● **Given request**: Render the text of every one of the records below as a numbered list with one line per item, omitting blank lines and leaving the pictures out.

● **Excerpted data**:
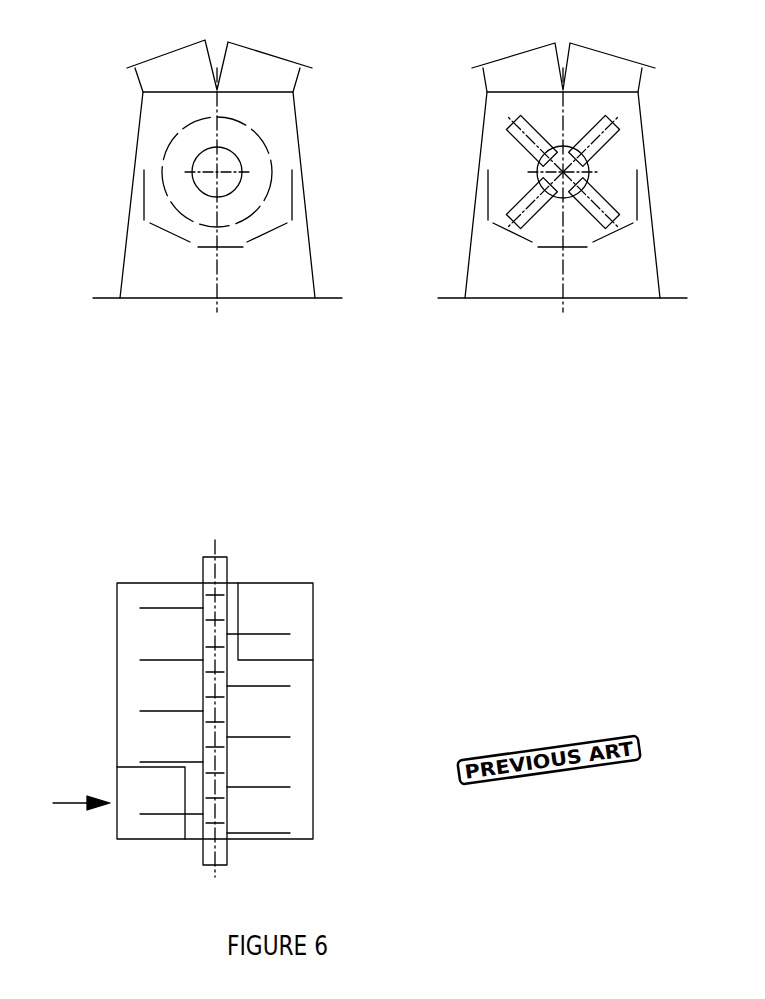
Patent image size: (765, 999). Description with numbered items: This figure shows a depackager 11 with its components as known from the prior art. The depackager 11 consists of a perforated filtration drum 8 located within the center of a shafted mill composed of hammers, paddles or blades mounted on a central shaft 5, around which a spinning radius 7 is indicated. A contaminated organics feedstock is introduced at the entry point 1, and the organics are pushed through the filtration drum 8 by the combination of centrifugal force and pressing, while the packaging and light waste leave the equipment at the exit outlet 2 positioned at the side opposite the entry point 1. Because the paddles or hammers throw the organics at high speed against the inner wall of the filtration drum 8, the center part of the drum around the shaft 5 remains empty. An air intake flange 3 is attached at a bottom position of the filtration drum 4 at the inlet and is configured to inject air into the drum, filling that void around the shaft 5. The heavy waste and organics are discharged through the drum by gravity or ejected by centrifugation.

The entry point 1 is at (130, 815).
The exit outlet 2 is at (605, 72).
The air intake flange 3 is at (605, 140).
The filtration drum 4 is at (310, 803).
The shaft 5 is at (220, 170).
The rotor circle 7 is at (272, 165).
The filtration drum 8 is at (293, 197).
The depackager 11 is at (207, 112).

● **Exercise result**:
1. Patent image size: (765, 999). Description with numbered items: This figure shows a depackager 11 with its components as known from the prior art. The depackager 11 consists of a perforated filtration drum 8 located within the center of a shafted mill composed of hammers, paddles or blades mounted on a central shaft 5, around which a spinning radius 7 is indicated. A contaminated organics feedstock is introduced at the entry point 1, and the organics are pushed through the filtration drum 8 by the combination of centrifugal force and pressing, while the packaging and light waste leave the equipment at the exit outlet 2 positioned at the side opposite the entry point 1. Because the paddles or hammers throw the organics at high speed against the inner wall of the filtration drum 8, the center part of the drum around the shaft 5 remains empty. An air intake flange 3 is attached at a bottom position of the filtration drum 4 at the inlet and is configured to inject air into the drum, filling that void around the shaft 5. The heavy waste and organics are discharged through the drum by gravity or ejected by centrifugation.
2. The entry point 1 is at (130, 815).
3. The exit outlet 2 is at (605, 72).
4. The air intake flange 3 is at (605, 140).
5. The filtration drum 4 is at (310, 803).
6. The shaft 5 is at (220, 170).
7. The rotor circle 7 is at (272, 165).
8. The filtration drum 8 is at (293, 197).
9. The depackager 11 is at (207, 112).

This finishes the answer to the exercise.